═══ Exercise data
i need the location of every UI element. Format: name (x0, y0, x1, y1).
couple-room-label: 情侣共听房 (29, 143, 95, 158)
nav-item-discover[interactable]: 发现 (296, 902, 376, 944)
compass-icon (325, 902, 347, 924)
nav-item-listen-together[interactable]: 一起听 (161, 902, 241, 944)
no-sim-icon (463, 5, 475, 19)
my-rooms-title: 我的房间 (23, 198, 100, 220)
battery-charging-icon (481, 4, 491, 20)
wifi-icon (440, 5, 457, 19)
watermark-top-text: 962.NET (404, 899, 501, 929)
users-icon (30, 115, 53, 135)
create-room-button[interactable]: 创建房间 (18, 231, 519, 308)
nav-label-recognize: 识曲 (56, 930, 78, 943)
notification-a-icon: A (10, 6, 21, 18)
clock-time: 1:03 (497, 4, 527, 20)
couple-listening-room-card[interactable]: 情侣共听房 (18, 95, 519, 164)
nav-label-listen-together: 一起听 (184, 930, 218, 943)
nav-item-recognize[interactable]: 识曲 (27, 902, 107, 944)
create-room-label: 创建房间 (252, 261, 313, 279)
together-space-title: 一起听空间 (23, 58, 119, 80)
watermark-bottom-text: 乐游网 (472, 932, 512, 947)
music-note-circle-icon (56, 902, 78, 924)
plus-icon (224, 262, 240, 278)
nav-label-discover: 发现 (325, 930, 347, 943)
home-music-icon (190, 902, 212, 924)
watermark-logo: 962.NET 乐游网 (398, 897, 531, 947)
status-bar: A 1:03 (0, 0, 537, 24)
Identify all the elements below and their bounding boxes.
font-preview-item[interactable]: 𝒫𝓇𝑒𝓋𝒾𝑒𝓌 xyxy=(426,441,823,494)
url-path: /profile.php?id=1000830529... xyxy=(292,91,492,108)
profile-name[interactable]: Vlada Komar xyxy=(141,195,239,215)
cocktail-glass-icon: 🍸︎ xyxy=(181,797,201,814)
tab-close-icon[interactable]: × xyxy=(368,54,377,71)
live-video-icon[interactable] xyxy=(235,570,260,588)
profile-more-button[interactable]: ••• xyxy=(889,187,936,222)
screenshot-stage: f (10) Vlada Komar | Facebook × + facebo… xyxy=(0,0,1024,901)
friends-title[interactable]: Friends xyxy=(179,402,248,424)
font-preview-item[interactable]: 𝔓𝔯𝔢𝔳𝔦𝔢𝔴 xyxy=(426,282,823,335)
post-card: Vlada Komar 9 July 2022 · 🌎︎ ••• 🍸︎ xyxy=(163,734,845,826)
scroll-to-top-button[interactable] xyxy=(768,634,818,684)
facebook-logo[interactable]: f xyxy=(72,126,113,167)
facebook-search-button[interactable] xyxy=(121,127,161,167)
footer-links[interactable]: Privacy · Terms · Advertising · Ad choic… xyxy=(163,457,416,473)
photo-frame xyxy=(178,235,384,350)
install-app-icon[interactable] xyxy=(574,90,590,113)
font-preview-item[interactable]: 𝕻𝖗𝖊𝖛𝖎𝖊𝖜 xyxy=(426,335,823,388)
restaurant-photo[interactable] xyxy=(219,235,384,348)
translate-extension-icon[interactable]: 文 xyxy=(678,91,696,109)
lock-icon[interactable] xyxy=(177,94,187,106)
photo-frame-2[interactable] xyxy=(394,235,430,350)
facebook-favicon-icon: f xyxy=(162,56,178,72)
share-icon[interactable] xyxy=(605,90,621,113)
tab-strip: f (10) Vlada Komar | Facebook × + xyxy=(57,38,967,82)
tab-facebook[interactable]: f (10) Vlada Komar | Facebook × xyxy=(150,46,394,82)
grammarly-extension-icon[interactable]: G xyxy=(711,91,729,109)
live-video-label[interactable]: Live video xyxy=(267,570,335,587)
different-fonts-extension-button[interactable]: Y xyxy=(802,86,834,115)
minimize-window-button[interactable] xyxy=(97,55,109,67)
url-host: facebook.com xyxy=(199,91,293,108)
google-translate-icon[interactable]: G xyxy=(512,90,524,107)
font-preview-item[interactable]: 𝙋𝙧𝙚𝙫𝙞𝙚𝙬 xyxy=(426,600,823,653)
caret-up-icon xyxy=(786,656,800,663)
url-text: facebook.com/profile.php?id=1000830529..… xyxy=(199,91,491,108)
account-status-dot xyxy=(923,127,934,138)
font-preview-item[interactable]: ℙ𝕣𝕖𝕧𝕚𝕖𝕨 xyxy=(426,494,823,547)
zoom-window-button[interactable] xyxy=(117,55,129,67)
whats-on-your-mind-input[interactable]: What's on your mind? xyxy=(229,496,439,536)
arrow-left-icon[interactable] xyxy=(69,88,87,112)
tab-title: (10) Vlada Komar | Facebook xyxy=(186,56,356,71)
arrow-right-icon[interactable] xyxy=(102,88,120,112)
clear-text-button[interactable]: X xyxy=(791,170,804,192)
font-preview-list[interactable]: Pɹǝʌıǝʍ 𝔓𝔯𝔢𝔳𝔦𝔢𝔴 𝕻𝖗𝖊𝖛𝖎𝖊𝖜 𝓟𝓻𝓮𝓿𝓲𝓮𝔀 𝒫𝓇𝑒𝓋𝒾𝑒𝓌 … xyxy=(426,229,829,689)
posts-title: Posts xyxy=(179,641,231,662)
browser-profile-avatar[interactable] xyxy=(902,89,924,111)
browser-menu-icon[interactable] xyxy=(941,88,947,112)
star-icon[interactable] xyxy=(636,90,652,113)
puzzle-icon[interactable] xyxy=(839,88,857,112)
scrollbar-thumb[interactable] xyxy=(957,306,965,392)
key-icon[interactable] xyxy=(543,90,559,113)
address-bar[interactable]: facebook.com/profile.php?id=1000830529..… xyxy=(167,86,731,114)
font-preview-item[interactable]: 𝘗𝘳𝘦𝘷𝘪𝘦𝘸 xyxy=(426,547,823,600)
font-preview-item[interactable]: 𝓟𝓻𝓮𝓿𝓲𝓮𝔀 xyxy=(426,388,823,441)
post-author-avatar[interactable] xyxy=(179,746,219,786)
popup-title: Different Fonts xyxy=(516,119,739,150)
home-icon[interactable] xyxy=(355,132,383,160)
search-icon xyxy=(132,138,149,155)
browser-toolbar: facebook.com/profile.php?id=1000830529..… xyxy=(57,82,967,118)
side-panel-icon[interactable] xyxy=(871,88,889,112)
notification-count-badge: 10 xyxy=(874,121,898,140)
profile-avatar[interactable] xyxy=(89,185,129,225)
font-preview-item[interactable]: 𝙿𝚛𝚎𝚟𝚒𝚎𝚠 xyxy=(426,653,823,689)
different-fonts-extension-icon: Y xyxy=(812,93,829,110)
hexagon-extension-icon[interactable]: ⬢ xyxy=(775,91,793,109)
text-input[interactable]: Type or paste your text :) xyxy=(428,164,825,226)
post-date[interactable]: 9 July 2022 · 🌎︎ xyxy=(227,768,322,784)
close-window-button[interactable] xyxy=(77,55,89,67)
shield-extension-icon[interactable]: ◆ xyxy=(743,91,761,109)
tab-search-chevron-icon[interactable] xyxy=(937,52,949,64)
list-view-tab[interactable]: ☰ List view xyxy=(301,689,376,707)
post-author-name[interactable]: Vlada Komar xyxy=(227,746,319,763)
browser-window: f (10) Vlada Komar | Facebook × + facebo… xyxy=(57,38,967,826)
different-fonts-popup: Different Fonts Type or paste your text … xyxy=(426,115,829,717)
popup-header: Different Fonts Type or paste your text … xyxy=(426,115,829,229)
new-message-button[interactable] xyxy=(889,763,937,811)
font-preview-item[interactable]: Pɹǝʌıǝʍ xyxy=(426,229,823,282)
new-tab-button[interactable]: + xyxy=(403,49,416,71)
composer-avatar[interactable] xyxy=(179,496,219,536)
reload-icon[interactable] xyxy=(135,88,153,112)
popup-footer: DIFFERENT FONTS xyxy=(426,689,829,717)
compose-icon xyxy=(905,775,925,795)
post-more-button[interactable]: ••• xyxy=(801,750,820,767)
══════
• [Exercise]: Copy the records from their first line through the line containing "my-rooms-title: 我的房间 (23, 198, 100, 220)", replacing "nav-item-discover" with "nav-item-explore" and changing nothing else.

• [Correct result]:
i need the location of every UI element. Format: name (x0, y0, x1, y1).
couple-room-label: 情侣共听房 (29, 143, 95, 158)
nav-item-explore[interactable]: 发现 (296, 902, 376, 944)
compass-icon (325, 902, 347, 924)
nav-item-listen-together[interactable]: 一起听 (161, 902, 241, 944)
no-sim-icon (463, 5, 475, 19)
my-rooms-title: 我的房间 (23, 198, 100, 220)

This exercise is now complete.